_EXERCISE DIRECTIONS:_ Extract each line where the string "changes" shows up.
### GIVEN INFORMATION
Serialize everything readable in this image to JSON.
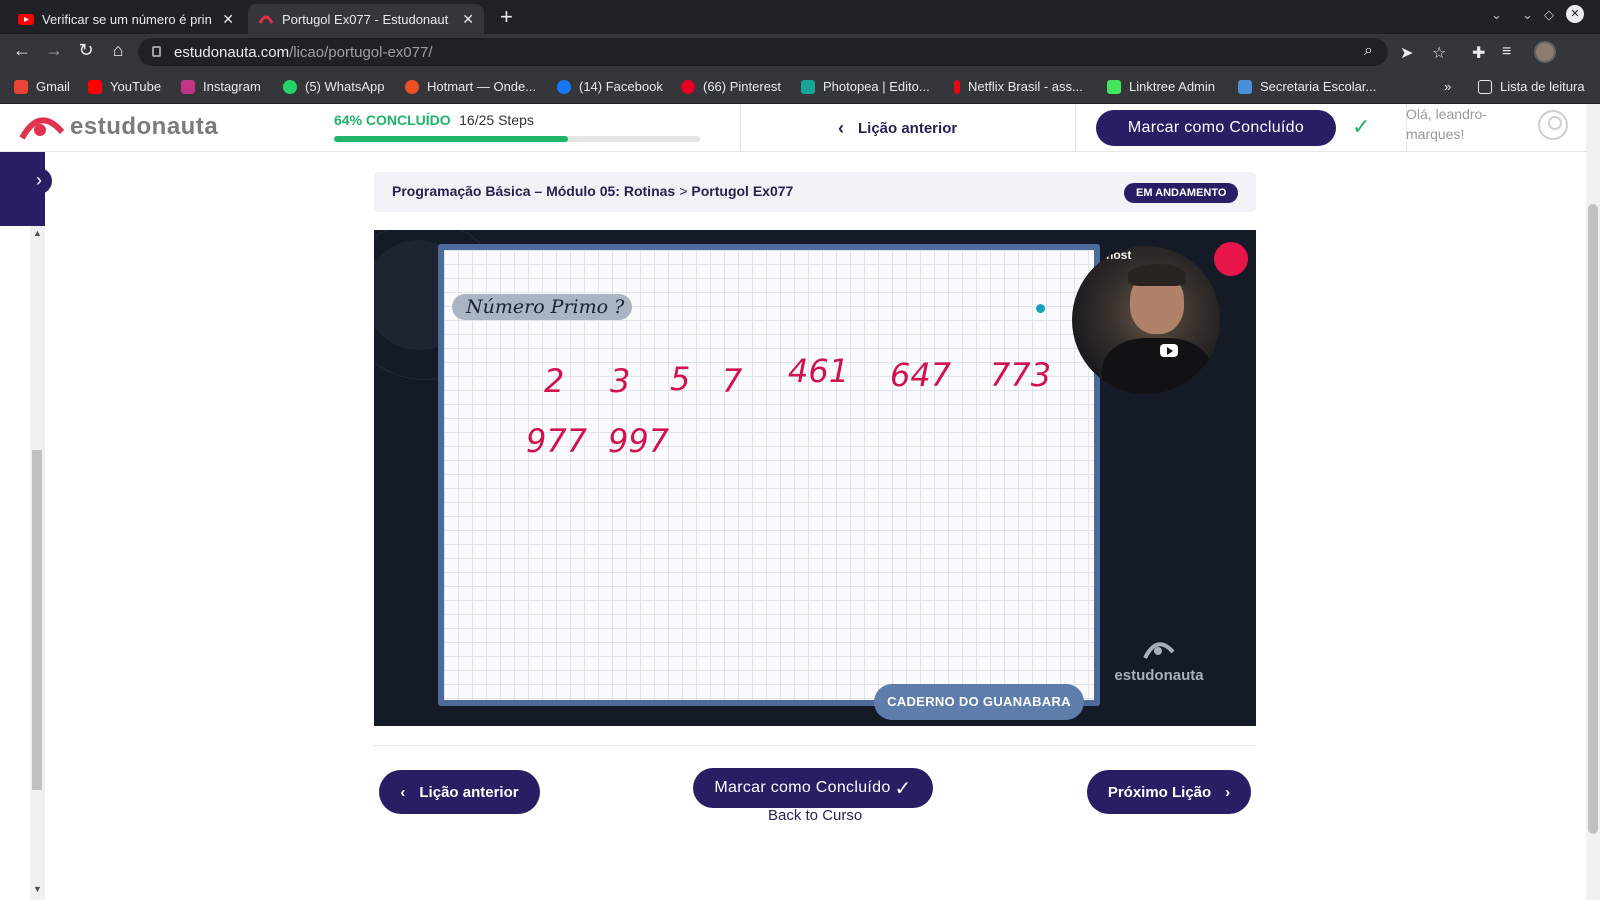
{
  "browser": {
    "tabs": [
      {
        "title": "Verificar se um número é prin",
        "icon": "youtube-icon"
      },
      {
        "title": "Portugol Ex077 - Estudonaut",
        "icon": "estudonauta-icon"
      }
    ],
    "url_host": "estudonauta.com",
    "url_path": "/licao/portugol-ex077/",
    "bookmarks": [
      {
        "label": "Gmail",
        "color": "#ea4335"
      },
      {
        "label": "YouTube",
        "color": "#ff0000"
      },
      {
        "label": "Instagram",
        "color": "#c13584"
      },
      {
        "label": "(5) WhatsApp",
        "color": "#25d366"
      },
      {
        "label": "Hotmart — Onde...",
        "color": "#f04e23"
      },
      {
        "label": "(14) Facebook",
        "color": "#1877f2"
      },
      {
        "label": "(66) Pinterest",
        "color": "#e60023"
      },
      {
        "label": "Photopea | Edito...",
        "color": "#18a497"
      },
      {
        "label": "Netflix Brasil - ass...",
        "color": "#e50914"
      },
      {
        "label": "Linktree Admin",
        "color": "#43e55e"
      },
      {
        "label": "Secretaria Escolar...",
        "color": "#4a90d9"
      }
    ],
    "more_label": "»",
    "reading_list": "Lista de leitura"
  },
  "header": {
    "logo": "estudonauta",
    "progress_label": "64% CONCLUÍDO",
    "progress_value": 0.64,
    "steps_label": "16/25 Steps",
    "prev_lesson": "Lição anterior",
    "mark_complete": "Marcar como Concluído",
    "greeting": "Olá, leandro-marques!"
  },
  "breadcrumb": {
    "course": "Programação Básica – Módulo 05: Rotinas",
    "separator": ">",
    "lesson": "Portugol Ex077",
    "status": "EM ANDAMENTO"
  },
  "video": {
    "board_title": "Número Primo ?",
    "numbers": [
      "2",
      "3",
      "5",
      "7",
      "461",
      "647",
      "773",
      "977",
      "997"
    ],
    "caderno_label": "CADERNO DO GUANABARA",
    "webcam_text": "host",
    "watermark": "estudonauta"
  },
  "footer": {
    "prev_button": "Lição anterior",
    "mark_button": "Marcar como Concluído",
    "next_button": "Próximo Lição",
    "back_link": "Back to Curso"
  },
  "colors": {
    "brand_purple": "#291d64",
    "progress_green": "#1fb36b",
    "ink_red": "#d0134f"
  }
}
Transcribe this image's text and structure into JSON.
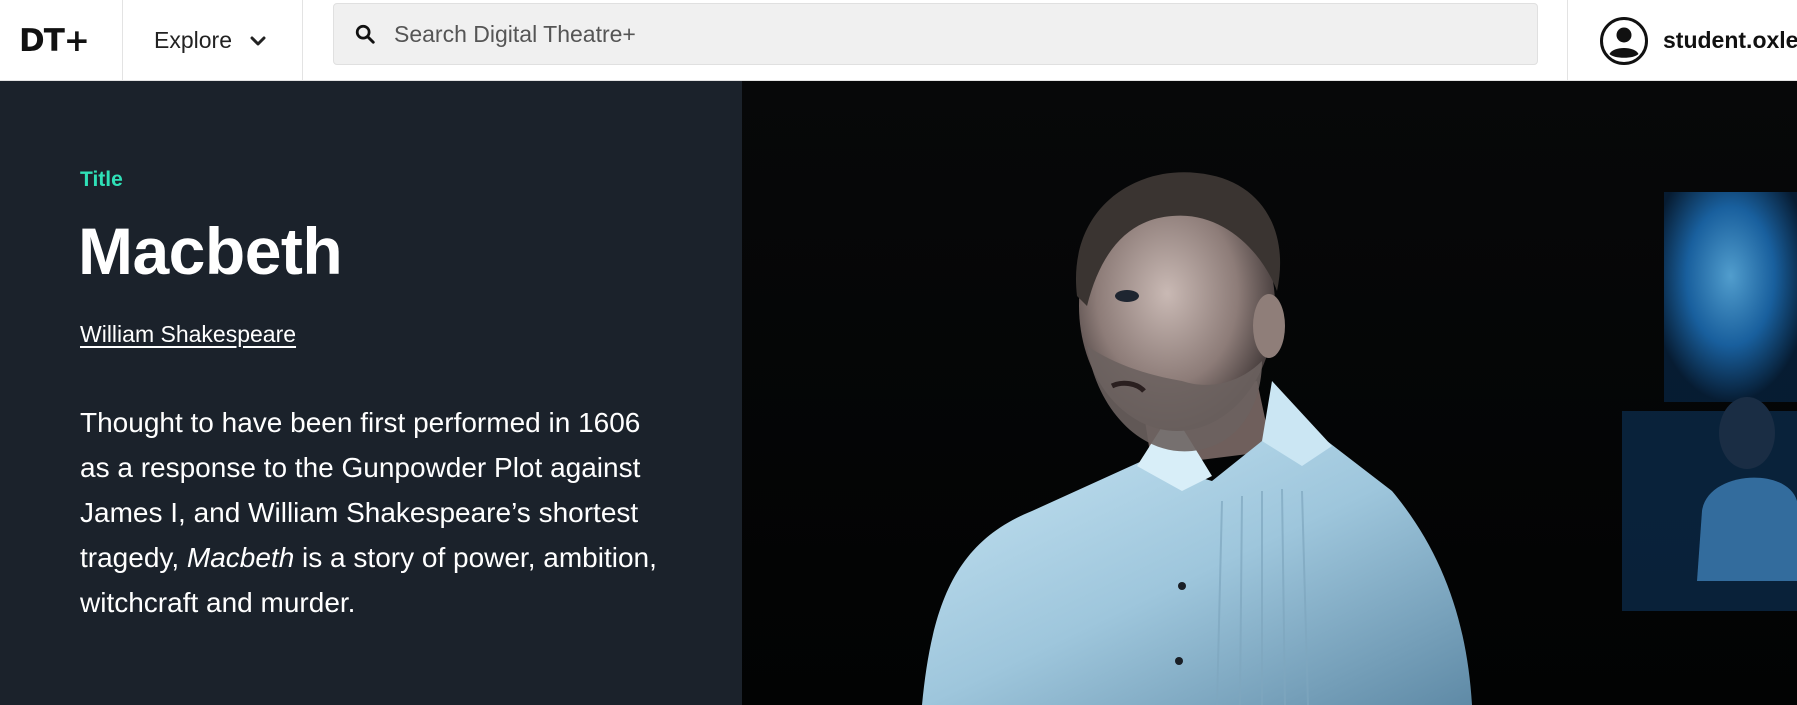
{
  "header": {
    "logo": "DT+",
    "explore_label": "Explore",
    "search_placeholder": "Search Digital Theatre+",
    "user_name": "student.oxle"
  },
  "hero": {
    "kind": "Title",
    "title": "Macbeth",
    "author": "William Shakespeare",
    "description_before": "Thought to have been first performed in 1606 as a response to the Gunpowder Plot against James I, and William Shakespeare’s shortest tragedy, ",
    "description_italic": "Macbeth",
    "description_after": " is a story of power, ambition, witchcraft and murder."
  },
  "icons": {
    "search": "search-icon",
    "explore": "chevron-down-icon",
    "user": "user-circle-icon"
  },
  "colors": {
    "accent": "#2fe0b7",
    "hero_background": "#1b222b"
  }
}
######
### GIVEN INFORMATION
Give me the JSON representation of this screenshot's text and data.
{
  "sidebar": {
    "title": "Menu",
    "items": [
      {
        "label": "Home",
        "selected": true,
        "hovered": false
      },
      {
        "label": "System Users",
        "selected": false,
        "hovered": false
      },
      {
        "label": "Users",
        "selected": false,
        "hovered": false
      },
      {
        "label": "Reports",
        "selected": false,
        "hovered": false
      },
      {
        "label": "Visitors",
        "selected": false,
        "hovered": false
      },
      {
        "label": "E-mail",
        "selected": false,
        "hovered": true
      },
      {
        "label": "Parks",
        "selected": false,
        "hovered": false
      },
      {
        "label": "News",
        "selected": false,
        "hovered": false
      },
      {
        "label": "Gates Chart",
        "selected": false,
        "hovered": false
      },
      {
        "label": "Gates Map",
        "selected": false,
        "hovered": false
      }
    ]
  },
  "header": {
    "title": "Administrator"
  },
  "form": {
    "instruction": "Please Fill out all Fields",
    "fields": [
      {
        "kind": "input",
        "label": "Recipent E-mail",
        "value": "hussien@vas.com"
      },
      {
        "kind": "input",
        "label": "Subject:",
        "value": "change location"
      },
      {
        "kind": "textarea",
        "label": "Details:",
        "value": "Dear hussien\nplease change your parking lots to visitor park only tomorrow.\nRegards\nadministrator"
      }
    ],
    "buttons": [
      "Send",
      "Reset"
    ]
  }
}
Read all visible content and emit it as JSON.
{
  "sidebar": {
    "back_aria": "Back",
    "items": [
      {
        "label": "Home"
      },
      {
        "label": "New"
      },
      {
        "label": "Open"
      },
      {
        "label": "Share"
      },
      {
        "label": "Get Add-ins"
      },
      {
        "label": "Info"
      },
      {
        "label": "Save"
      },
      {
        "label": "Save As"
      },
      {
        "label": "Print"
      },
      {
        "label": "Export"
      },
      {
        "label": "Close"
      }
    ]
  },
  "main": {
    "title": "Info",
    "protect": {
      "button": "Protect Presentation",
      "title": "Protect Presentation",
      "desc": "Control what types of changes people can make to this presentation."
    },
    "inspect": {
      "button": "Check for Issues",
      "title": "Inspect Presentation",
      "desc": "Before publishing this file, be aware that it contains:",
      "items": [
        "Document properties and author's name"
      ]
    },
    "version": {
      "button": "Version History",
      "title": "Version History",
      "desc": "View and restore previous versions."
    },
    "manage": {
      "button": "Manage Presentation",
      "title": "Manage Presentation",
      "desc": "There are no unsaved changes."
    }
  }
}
######
_WORKED SOLUTION:_
      "desc": "Control what types of changes people can make to this presentation."
      "desc": "There are no unsaved changes."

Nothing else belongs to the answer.